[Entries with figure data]
-------
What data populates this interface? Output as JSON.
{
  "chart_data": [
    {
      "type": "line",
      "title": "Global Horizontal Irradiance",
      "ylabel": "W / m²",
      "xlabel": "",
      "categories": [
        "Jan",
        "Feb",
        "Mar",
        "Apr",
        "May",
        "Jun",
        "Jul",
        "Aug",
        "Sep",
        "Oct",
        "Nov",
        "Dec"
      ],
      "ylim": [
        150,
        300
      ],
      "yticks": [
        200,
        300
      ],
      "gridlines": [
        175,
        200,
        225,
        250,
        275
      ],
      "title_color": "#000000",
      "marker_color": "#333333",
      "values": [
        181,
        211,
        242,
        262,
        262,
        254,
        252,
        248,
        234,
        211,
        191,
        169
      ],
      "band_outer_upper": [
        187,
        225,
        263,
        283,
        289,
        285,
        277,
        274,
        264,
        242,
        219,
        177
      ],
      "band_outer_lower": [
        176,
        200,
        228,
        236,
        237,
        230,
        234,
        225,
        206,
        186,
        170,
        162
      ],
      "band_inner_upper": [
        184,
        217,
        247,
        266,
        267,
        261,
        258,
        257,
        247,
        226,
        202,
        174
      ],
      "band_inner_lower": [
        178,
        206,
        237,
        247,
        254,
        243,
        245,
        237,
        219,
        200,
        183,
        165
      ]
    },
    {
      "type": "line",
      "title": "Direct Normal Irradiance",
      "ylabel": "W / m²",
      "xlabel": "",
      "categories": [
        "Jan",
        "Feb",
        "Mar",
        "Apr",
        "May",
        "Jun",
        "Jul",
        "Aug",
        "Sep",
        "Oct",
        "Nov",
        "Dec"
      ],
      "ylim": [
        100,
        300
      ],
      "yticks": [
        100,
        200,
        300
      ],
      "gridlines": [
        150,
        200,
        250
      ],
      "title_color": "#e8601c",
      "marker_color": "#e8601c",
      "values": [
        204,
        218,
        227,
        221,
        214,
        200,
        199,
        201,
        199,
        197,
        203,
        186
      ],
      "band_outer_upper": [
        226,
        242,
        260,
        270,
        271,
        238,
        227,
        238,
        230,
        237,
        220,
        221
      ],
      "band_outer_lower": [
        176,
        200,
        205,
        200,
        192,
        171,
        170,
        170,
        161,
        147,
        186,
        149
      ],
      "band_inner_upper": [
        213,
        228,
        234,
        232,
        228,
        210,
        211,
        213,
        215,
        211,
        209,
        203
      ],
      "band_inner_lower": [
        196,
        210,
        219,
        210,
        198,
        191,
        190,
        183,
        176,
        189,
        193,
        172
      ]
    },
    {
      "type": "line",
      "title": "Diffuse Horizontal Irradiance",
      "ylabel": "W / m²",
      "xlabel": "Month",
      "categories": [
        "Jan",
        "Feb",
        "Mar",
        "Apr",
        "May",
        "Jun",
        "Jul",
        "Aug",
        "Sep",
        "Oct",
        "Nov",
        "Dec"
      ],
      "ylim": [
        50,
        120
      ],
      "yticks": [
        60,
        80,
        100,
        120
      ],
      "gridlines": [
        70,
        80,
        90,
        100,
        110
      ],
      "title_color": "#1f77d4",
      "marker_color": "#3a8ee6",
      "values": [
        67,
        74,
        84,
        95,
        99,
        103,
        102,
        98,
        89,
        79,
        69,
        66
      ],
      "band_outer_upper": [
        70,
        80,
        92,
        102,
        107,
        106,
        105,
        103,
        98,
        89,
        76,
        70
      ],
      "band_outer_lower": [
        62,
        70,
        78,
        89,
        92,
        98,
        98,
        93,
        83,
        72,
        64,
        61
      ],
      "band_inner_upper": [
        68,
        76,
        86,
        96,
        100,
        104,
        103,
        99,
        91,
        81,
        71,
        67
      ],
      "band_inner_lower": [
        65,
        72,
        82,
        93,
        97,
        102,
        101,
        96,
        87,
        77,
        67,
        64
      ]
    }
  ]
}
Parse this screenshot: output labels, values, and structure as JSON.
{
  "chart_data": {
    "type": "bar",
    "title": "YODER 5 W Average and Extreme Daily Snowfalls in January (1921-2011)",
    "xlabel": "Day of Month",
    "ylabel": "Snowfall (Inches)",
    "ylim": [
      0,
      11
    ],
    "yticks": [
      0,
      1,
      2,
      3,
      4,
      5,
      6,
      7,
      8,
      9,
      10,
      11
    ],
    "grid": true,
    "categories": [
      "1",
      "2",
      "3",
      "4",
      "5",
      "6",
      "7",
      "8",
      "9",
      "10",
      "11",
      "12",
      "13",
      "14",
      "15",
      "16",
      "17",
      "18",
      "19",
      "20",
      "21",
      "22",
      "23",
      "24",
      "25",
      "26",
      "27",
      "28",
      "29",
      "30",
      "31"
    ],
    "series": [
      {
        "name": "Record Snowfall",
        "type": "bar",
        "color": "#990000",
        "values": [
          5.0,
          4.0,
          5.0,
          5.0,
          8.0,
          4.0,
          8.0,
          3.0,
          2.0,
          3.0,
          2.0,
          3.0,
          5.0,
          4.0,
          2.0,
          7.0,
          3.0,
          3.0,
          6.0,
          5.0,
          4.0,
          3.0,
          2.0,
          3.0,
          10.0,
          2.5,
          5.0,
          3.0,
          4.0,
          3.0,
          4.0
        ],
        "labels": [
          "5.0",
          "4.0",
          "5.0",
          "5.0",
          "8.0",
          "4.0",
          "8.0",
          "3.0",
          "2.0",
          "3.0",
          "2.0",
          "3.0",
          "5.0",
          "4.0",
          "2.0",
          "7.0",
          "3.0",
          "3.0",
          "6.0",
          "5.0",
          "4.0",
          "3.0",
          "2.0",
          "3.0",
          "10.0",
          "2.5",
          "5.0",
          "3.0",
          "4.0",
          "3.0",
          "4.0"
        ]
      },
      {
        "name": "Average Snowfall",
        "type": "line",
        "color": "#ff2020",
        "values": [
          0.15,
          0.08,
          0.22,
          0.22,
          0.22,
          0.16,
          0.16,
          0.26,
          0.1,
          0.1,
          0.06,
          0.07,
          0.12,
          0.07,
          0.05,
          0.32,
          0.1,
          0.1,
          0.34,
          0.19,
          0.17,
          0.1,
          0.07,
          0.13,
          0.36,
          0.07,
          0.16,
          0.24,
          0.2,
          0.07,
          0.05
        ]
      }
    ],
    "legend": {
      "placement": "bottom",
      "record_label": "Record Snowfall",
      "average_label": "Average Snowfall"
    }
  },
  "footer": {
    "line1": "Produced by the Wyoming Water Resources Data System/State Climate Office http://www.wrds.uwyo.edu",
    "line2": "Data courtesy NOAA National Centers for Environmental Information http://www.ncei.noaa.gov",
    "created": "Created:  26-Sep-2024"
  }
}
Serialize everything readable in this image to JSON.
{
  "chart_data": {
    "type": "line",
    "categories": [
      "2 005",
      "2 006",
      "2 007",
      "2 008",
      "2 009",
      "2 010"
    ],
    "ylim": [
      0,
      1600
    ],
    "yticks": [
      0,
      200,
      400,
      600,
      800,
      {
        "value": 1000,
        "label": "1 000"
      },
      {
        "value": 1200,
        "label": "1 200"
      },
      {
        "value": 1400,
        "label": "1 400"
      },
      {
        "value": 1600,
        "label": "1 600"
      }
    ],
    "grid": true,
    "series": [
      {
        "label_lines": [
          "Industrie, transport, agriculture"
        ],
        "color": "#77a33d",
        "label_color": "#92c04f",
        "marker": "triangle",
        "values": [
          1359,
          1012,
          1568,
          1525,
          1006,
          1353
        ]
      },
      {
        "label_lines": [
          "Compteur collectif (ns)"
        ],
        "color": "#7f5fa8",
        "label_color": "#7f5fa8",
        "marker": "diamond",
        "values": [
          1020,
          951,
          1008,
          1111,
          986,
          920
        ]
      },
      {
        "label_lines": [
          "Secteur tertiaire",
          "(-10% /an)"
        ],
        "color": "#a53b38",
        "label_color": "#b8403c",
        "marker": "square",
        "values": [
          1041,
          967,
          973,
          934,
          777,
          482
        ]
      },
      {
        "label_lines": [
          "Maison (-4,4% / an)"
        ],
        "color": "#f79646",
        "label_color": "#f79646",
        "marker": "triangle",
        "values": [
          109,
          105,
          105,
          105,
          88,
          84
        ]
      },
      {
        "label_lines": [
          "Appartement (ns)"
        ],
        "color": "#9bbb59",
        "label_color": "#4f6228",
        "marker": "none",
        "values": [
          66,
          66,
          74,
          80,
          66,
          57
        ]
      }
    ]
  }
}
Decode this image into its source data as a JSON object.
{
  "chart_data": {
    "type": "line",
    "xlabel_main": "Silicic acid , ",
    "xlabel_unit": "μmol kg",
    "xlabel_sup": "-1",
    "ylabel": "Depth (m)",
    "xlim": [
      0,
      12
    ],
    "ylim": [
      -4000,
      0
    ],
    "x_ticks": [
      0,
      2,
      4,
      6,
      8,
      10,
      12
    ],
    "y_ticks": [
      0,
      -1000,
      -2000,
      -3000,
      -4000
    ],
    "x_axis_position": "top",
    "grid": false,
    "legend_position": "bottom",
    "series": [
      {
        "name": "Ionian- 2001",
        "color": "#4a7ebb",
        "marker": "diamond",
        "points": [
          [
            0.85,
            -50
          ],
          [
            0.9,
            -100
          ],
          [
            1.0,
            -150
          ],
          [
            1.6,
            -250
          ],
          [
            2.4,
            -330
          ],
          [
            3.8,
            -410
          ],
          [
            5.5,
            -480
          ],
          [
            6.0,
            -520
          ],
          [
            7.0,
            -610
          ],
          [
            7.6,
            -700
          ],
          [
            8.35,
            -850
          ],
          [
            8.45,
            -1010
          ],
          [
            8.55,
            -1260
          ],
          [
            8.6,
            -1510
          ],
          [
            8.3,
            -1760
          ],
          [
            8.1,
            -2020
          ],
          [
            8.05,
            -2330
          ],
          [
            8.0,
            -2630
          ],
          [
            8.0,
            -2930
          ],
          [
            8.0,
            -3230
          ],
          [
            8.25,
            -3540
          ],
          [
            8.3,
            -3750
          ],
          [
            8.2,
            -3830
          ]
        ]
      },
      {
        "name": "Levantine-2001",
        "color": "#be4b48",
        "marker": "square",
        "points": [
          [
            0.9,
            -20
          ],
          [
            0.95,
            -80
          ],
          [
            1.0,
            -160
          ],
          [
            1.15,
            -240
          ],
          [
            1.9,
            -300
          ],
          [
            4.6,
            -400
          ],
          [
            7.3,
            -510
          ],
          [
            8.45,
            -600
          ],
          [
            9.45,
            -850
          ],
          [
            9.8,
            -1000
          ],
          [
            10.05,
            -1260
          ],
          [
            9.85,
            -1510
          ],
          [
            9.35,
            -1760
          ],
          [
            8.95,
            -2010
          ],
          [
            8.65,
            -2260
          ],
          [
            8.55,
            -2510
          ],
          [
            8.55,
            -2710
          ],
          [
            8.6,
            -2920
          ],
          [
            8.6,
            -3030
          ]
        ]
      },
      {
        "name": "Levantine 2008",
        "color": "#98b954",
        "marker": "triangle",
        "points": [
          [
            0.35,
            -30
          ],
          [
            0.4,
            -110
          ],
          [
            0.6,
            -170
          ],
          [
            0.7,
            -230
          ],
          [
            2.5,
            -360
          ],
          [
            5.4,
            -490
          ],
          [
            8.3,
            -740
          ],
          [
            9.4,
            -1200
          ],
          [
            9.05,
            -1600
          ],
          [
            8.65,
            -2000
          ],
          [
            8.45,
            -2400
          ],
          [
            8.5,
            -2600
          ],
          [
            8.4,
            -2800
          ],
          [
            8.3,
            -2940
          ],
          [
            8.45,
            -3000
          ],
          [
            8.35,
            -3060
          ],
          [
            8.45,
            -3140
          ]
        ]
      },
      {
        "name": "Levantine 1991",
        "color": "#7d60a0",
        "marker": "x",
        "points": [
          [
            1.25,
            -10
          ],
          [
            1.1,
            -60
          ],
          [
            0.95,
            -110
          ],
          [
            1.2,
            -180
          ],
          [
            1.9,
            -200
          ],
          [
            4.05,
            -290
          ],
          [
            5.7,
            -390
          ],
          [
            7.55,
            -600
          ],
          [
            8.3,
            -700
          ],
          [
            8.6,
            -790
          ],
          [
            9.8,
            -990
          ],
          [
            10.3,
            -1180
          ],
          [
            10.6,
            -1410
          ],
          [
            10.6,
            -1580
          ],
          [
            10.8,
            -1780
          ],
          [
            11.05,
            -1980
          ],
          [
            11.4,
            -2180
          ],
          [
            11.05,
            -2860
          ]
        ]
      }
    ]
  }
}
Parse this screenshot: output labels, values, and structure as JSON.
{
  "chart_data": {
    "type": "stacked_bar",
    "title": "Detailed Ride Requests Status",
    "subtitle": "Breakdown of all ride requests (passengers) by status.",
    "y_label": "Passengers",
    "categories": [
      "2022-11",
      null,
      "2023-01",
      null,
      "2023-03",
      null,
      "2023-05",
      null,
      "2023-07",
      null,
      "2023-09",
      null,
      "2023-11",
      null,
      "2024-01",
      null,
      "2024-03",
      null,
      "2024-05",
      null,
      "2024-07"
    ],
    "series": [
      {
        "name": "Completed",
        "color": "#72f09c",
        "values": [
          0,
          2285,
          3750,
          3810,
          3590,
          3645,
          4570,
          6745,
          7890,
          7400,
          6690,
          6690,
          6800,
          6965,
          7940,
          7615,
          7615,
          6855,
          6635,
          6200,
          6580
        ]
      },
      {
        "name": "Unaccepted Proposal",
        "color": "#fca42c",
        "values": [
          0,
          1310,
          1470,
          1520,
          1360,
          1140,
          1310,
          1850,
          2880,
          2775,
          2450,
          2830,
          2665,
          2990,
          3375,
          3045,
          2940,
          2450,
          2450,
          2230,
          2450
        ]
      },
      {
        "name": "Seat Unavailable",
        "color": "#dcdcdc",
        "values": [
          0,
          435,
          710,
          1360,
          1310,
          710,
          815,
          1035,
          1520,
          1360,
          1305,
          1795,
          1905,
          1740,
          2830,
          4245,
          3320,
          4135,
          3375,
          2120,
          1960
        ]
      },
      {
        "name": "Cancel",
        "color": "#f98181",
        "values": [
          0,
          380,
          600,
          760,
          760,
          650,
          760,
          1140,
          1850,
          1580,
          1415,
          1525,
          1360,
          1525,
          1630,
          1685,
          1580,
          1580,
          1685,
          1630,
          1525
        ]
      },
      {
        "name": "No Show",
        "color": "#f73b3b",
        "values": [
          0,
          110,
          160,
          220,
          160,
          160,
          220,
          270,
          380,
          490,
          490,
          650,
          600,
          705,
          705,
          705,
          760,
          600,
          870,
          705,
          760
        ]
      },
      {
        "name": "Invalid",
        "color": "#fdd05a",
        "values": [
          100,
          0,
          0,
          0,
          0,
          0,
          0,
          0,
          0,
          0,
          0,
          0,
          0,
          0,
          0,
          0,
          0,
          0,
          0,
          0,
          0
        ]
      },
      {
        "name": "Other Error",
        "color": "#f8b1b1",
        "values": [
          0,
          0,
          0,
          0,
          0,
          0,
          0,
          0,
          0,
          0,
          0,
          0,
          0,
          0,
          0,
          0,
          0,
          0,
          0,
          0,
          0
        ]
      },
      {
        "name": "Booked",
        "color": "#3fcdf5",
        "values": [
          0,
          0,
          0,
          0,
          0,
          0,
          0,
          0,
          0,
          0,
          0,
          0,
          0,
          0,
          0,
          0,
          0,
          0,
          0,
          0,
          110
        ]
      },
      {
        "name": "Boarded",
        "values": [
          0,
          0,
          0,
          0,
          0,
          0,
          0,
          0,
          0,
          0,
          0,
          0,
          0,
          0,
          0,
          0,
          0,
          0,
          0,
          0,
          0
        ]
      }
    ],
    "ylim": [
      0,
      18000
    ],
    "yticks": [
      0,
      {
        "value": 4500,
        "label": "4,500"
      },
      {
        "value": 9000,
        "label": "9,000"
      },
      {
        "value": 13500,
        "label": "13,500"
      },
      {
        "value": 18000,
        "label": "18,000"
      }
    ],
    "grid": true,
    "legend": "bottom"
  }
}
-------
**Exercise brief**: Reproduce each line holding the word "http".

**Answer to this task**:
    "line1": "Produced by the Wyoming Water Resources Data System/State Climate Office http://www.wrds.uwyo.edu",
    "line2": "Data courtesy NOAA National Centers for Environmental Information http://www.ncei.noaa.gov",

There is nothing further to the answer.